Copy out the data below verbatim.

::: DATASET

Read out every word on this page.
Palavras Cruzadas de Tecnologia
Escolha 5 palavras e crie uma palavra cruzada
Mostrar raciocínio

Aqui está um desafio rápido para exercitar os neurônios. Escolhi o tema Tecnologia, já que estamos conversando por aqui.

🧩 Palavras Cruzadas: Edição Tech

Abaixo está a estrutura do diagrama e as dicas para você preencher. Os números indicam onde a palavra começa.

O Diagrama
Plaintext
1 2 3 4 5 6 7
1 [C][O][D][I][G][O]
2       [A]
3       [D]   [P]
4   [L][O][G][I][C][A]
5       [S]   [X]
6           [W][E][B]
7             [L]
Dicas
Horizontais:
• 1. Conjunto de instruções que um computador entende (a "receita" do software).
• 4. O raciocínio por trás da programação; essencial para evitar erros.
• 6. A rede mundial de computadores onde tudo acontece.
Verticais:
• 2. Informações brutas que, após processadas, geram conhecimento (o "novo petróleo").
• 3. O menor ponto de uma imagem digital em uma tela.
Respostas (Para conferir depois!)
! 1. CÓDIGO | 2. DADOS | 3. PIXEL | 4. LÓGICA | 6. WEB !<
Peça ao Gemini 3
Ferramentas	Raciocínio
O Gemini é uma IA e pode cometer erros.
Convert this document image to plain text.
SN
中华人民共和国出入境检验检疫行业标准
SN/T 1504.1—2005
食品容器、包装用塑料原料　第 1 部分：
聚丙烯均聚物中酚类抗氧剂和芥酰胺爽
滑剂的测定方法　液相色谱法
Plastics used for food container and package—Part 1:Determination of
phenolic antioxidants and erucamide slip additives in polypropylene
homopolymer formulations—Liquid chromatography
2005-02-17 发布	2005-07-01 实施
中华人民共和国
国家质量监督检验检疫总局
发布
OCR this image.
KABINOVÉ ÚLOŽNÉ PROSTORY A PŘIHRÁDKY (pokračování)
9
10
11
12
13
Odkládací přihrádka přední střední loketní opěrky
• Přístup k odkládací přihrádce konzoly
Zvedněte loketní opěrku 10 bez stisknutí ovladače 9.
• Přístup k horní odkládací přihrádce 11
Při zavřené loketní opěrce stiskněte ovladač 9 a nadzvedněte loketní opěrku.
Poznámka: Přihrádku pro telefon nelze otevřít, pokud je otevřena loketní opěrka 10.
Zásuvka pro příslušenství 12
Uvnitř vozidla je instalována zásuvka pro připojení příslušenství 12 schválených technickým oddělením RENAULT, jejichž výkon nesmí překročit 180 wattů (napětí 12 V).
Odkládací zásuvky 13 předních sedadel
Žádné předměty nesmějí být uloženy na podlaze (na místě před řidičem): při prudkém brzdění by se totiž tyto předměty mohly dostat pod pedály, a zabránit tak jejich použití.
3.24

::::::

■ **SOLUTION FOR THIS TASK**:
Read out every word on this page.
Palavras Cruzadas de Tecnologia
Escolha 5 palavras e crie uma palavra cruzada
Mostrar raciocínio

Aqui está um desafio rápido para exercitar os neurônios. Escolhi o tema Tecnologia, já que estamos conversando por aqui.

🧩 Palavras Cruzadas: Edição Tech

Abaixo está a estrutura do diagrama e as dicas para você preencher. Os números indicam onde a palavra começa.

O Diagrama
Plaintext
1 2 3 4 5 6 7
1 [C][O][D][I][G][O]
2       [A]
3       [D]   [P]
4   [L][O][G][I][C][A]
5       [S]   [X]
6           [W][E][B]
7             [L]
Dicas
Horizontais:
• 1. Conjunto de instruções que um computador entende (a "receita" do software).
• 4. O raciocínio por trás da programação; essencial para evitar erros.
• 6. A rede mundial de computadores onde tudo acontece.
Verticais:
• 2. Informações brutas que, após processadas, geram conhecimento (o "novo petróleo").
• 3. O menor ponto de uma imagem digital em uma tela.
Respostas (Para conferir depois!)
! 1. CÓDIGO | 2. DADOS | 3. PIXEL | 4. LÓGICA | 6. WEB !<
Peça ao Gemini 3
Ferramentas	Raciocínio
O Gemini é uma IA e pode cometer erros.
Convert this document image to plain text.
SN
中华人民共和国出入境检验检疫行业标准
SN/T 1504.1—2005
食品容器、包装用塑料原料　第 1 部分：
聚丙烯均聚物中酚类抗氧剂和芥酰胺爽
滑剂的测定方法　液相色谱法
Plastics used for food container and package—Part 1:Determination of
phenolic antioxidants and erucamide slip additives in polypropylene
homopolymer formulations—Liquid chromatography
2005-02-17 发布	2005-07-01 实施
中华人民共和国
国家质量监督检验检疫总局
发布
OCR this image.
KABINOVÉ ÚLOŽNÉ PROSTORY A PŘIHRÁDKY (pokračování)
9
10
11
12
13
Odkládací přihrádka přední střední loketní opěrky
• Přístup k odkládací přihrádce konzoly
Zvedněte loketní opěrku 10 bez stisknutí ovladače 9.
• Přístup k horní odkládací přihrádce 11
Při zavřené loketní opěrce stiskněte ovladač 9 a nadzvedněte loketní opěrku.
Poznámka: Přihrádku pro telefon nelze otevřít, pokud je otevřena loketní opěrka 10.
Zásuvka pro příslušenství 12
Uvnitř vozidla je instalována zásuvka pro připojení příslušenství 12 schválených technickým oddělením RENAULT, jejichž výkon nesmí překročit 180 wattů (napětí 12 V).
Odkládací zásuvky 13 předních sedadel
Žádné předměty nesmějí být uloženy na podlaze (na místě před řidičem): při prudkém brzdění by se totiž tyto předměty mohly dostat pod pedály, a zabránit tak jejich použití.
3.24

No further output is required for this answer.